--- BEGIN Entries shown ---

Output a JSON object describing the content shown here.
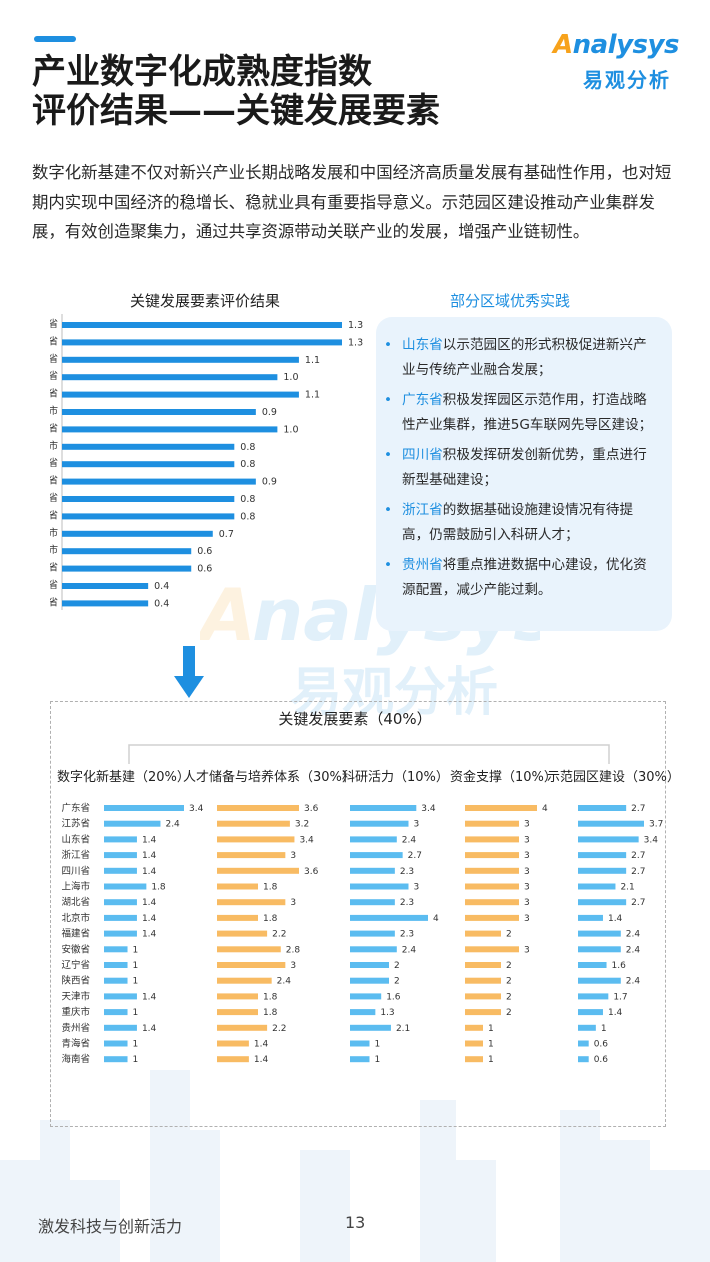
{
  "header": {
    "title_line1": "产业数字化成熟度指数",
    "title_line2": "评价结果——关键发展要素",
    "logo_text": "Analysys",
    "logo_cn": "易观分析"
  },
  "intro": "数字化新基建不仅对新兴产业长期战略发展和中国经济高质量发展有基础性作用，也对短期内实现中国经济的稳增长、稳就业具有重要指导意义。示范园区建设推动产业集群发展，有效创造聚集力，通过共享资源带动关联产业的发展，增强产业链韧性。",
  "right_panel": {
    "title": "部分区域优秀实践",
    "items": [
      {
        "province": "山东省",
        "text": "以示范园区的形式积极促进新兴产业与传统产业融合发展；"
      },
      {
        "province": "广东省",
        "text": "积极发挥园区示范作用，打造战略性产业集群，推进5G车联网先导区建设；"
      },
      {
        "province": "四川省",
        "text": "积极发挥研发创新优势，重点进行新型基础建设；"
      },
      {
        "province": "浙江省",
        "text": "的数据基础设施建设情况有待提高，仍需鼓励引入科研人才；"
      },
      {
        "province": "贵州省",
        "text": "将重点推进数据中心建设，优化资源配置，减少产能过剩。"
      }
    ]
  },
  "bottom_title": "关键发展要素（40%）",
  "colors": {
    "blue": "#1e8fe0",
    "light_blue": "#5bbcf0",
    "orange": "#f8bb63"
  },
  "chart_data": [
    {
      "type": "bar",
      "orientation": "horizontal",
      "title": "关键发展要素评价结果",
      "categories": [
        "广东省",
        "江苏省",
        "山东省",
        "浙江省",
        "四川省",
        "上海市",
        "湖北省",
        "北京市",
        "福建省",
        "安徽省",
        "辽宁省",
        "陕西省",
        "天津市",
        "重庆市",
        "贵州省",
        "青海省",
        "海南省"
      ],
      "values": [
        1.3,
        1.3,
        1.1,
        1.0,
        1.1,
        0.9,
        1.0,
        0.8,
        0.8,
        0.9,
        0.8,
        0.8,
        0.7,
        0.6,
        0.6,
        0.4,
        0.4
      ],
      "labels": [
        "1.3",
        "1.3",
        "1.1",
        "1.0",
        "1.1",
        "0.9",
        "1.0",
        "0.8",
        "0.8",
        "0.9",
        "0.8",
        "0.8",
        "0.7",
        "0.6",
        "0.6",
        "0.4",
        "0.4"
      ],
      "color": "#1e8fe0"
    },
    {
      "type": "bar",
      "orientation": "horizontal",
      "title": "数字化新基建（20%）",
      "categories": [
        "广东省",
        "江苏省",
        "山东省",
        "浙江省",
        "四川省",
        "上海市",
        "湖北省",
        "北京市",
        "福建省",
        "安徽省",
        "辽宁省",
        "陕西省",
        "天津市",
        "重庆市",
        "贵州省",
        "青海省",
        "海南省"
      ],
      "values": [
        3.4,
        2.4,
        1.4,
        1.4,
        1.4,
        1.8,
        1.4,
        1.4,
        1.4,
        1,
        1,
        1,
        1.4,
        1,
        1.4,
        1,
        1
      ],
      "color": "#5bbcf0"
    },
    {
      "type": "bar",
      "orientation": "horizontal",
      "title": "人才储备与培养体系（30%）",
      "values": [
        3.6,
        3.2,
        3.4,
        3,
        3.6,
        1.8,
        3,
        1.8,
        2.2,
        2.8,
        3,
        2.4,
        1.8,
        1.8,
        2.2,
        1.4,
        1.4
      ],
      "color": "#f8bb63"
    },
    {
      "type": "bar",
      "orientation": "horizontal",
      "title": "科研活力（10%）",
      "values": [
        3.4,
        3,
        2.4,
        2.7,
        2.3,
        3,
        2.3,
        4,
        2.3,
        2.4,
        2,
        2,
        1.6,
        1.3,
        2.1,
        1,
        1
      ],
      "color": "#5bbcf0"
    },
    {
      "type": "bar",
      "orientation": "horizontal",
      "title": "资金支撑（10%）",
      "values": [
        4,
        3,
        3,
        3,
        3,
        3,
        3,
        3,
        2,
        3,
        2,
        2,
        2,
        2,
        1,
        1,
        1
      ],
      "color": "#f8bb63"
    },
    {
      "type": "bar",
      "orientation": "horizontal",
      "title": "示范园区建设（30%）",
      "values": [
        2.7,
        3.7,
        3.4,
        2.7,
        2.7,
        2.1,
        2.7,
        1.4,
        2.4,
        2.4,
        1.6,
        2.4,
        1.7,
        1.4,
        1,
        0.6,
        0.6
      ],
      "color": "#5bbcf0"
    }
  ],
  "footer": {
    "text": "激发科技与创新活力",
    "page": "13"
  }
}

--- END Entries shown ---

# Directions for this task
Without the pictures, restate all the entries above exactly.

# Written answer
Output a JSON object describing the content shown here.
{
  "header": {
    "title_line1": "产业数字化成熟度指数",
    "title_line2": "评价结果——关键发展要素",
    "logo_text": "Analysys",
    "logo_cn": "易观分析"
  },
  "intro": "数字化新基建不仅对新兴产业长期战略发展和中国经济高质量发展有基础性作用，也对短期内实现中国经济的稳增长、稳就业具有重要指导意义。示范园区建设推动产业集群发展，有效创造聚集力，通过共享资源带动关联产业的发展，增强产业链韧性。",
  "right_panel": {
    "title": "部分区域优秀实践",
    "items": [
      {
        "province": "山东省",
        "text": "以示范园区的形式积极促进新兴产业与传统产业融合发展；"
      },
      {
        "province": "广东省",
        "text": "积极发挥园区示范作用，打造战略性产业集群，推进5G车联网先导区建设；"
      },
      {
        "province": "四川省",
        "text": "积极发挥研发创新优势，重点进行新型基础建设；"
      },
      {
        "province": "浙江省",
        "text": "的数据基础设施建设情况有待提高，仍需鼓励引入科研人才；"
      },
      {
        "province": "贵州省",
        "text": "将重点推进数据中心建设，优化资源配置，减少产能过剩。"
      }
    ]
  },
  "bottom_title": "关键发展要素（40%）",
  "colors": {
    "blue": "#1e8fe0",
    "light_blue": "#5bbcf0",
    "orange": "#f8bb63"
  },
  "chart_data": [
    {
      "type": "bar",
      "orientation": "horizontal",
      "title": "关键发展要素评价结果",
      "categories": [
        "广东省",
        "江苏省",
        "山东省",
        "浙江省",
        "四川省",
        "上海市",
        "湖北省",
        "北京市",
        "福建省",
        "安徽省",
        "辽宁省",
        "陕西省",
        "天津市",
        "重庆市",
        "贵州省",
        "青海省",
        "海南省"
      ],
      "values": [
        1.3,
        1.3,
        1.1,
        1.0,
        1.1,
        0.9,
        1.0,
        0.8,
        0.8,
        0.9,
        0.8,
        0.8,
        0.7,
        0.6,
        0.6,
        0.4,
        0.4
      ],
      "labels": [
        "1.3",
        "1.3",
        "1.1",
        "1.0",
        "1.1",
        "0.9",
        "1.0",
        "0.8",
        "0.8",
        "0.9",
        "0.8",
        "0.8",
        "0.7",
        "0.6",
        "0.6",
        "0.4",
        "0.4"
      ],
      "color": "#1e8fe0"
    },
    {
      "type": "bar",
      "orientation": "horizontal",
      "title": "数字化新基建（20%）",
      "categories": [
        "广东省",
        "江苏省",
        "山东省",
        "浙江省",
        "四川省",
        "上海市",
        "湖北省",
        "北京市",
        "福建省",
        "安徽省",
        "辽宁省",
        "陕西省",
        "天津市",
        "重庆市",
        "贵州省",
        "青海省",
        "海南省"
      ],
      "values": [
        3.4,
        2.4,
        1.4,
        1.4,
        1.4,
        1.8,
        1.4,
        1.4,
        1.4,
        1,
        1,
        1,
        1.4,
        1,
        1.4,
        1,
        1
      ],
      "color": "#5bbcf0"
    },
    {
      "type": "bar",
      "orientation": "horizontal",
      "title": "人才储备与培养体系（30%）",
      "values": [
        3.6,
        3.2,
        3.4,
        3,
        3.6,
        1.8,
        3,
        1.8,
        2.2,
        2.8,
        3,
        2.4,
        1.8,
        1.8,
        2.2,
        1.4,
        1.4
      ],
      "color": "#f8bb63"
    },
    {
      "type": "bar",
      "orientation": "horizontal",
      "title": "科研活力（10%）",
      "values": [
        3.4,
        3,
        2.4,
        2.7,
        2.3,
        3,
        2.3,
        4,
        2.3,
        2.4,
        2,
        2,
        1.6,
        1.3,
        2.1,
        1,
        1
      ],
      "color": "#5bbcf0"
    },
    {
      "type": "bar",
      "orientation": "horizontal",
      "title": "资金支撑（10%）",
      "values": [
        4,
        3,
        3,
        3,
        3,
        3,
        3,
        3,
        2,
        3,
        2,
        2,
        2,
        2,
        1,
        1,
        1
      ],
      "color": "#f8bb63"
    },
    {
      "type": "bar",
      "orientation": "horizontal",
      "title": "示范园区建设（30%）",
      "values": [
        2.7,
        3.7,
        3.4,
        2.7,
        2.7,
        2.1,
        2.7,
        1.4,
        2.4,
        2.4,
        1.6,
        2.4,
        1.7,
        1.4,
        1,
        0.6,
        0.6
      ],
      "color": "#5bbcf0"
    }
  ],
  "footer": {
    "text": "激发科技与创新活力",
    "page": "13"
  }
}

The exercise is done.